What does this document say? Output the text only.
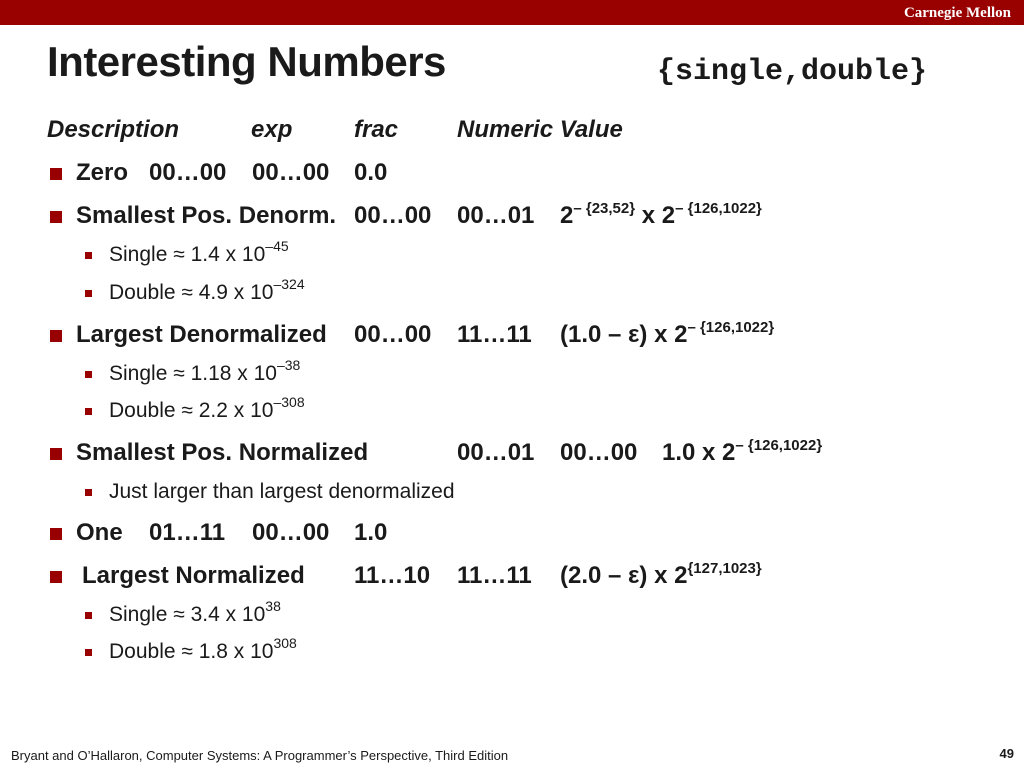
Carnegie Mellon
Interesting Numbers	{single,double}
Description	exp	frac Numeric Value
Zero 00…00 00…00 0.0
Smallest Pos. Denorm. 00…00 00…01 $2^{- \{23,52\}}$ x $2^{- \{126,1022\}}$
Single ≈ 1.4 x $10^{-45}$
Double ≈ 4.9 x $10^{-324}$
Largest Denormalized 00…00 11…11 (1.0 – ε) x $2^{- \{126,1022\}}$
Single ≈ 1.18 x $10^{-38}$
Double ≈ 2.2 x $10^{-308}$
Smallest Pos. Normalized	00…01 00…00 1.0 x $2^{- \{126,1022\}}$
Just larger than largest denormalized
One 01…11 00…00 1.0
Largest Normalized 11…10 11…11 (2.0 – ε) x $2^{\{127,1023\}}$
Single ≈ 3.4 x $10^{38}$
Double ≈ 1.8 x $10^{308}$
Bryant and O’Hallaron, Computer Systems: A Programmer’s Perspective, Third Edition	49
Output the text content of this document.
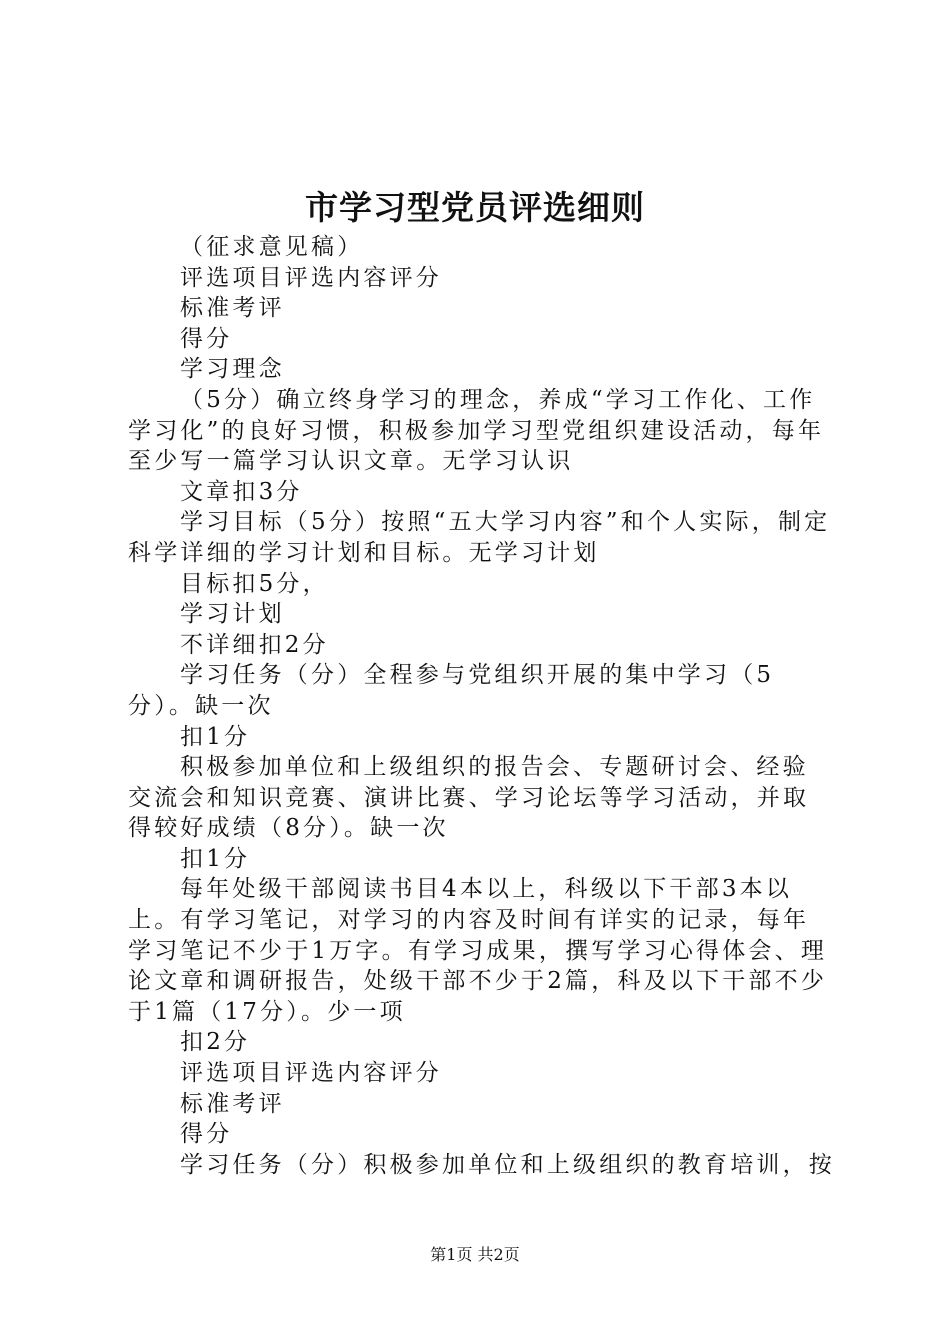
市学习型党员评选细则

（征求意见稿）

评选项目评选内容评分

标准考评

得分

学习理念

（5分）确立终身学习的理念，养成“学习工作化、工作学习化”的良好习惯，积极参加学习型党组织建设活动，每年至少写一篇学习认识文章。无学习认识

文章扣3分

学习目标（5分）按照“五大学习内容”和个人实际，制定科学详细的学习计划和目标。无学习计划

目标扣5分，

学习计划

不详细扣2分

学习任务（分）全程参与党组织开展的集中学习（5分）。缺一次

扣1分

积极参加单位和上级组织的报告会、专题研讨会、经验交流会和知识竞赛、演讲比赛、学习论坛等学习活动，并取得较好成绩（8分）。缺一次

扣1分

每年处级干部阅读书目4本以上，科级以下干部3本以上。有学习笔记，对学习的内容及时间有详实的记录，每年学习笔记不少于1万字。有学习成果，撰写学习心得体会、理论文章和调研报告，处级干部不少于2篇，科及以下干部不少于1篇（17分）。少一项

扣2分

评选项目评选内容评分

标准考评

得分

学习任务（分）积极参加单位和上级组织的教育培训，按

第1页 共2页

------------------------------------------------------------------------

Copy the records exactly. Skip the pictures.

What does this document say? Output the text only.
Carnegie Mellon
Interesting Numbers	{single,double}
Description	exp	frac Numeric Value
Zero 00…00 00…00 0.0
Smallest Pos. Denorm. 00…00 00…01 $2^{- \{23,52\}}$ x $2^{- \{126,1022\}}$
Single ≈ 1.4 x $10^{-45}$
Double ≈ 4.9 x $10^{-324}$
Largest Denormalized 00…00 11…11 (1.0 – ε) x $2^{- \{126,1022\}}$
Single ≈ 1.18 x $10^{-38}$
Double ≈ 2.2 x $10^{-308}$
Smallest Pos. Normalized	00…01 00…00 1.0 x $2^{- \{126,1022\}}$
Just larger than largest denormalized
One 01…11 00…00 1.0
Largest Normalized 11…10 11…11 (2.0 – ε) x $2^{\{127,1023\}}$
Single ≈ 3.4 x $10^{38}$
Double ≈ 1.8 x $10^{308}$
Bryant and O’Hallaron, Computer Systems: A Programmer’s Perspective, Third Edition	49
Output the text content of this document.
市学习型党员评选细则

（征求意见稿）

评选项目评选内容评分

标准考评

得分

学习理念

（5分）确立终身学习的理念，养成“学习工作化、工作学习化”的良好习惯，积极参加学习型党组织建设活动，每年至少写一篇学习认识文章。无学习认识

文章扣3分

学习目标（5分）按照“五大学习内容”和个人实际，制定科学详细的学习计划和目标。无学习计划

目标扣5分，

学习计划

不详细扣2分

学习任务（分）全程参与党组织开展的集中学习（5分）。缺一次

扣1分

积极参加单位和上级组织的报告会、专题研讨会、经验交流会和知识竞赛、演讲比赛、学习论坛等学习活动，并取得较好成绩（8分）。缺一次

扣1分

每年处级干部阅读书目4本以上，科级以下干部3本以上。有学习笔记，对学习的内容及时间有详实的记录，每年学习笔记不少于1万字。有学习成果，撰写学习心得体会、理论文章和调研报告，处级干部不少于2篇，科及以下干部不少于1篇（17分）。少一项

扣2分

评选项目评选内容评分

标准考评

得分

学习任务（分）积极参加单位和上级组织的教育培训，按

第1页 共2页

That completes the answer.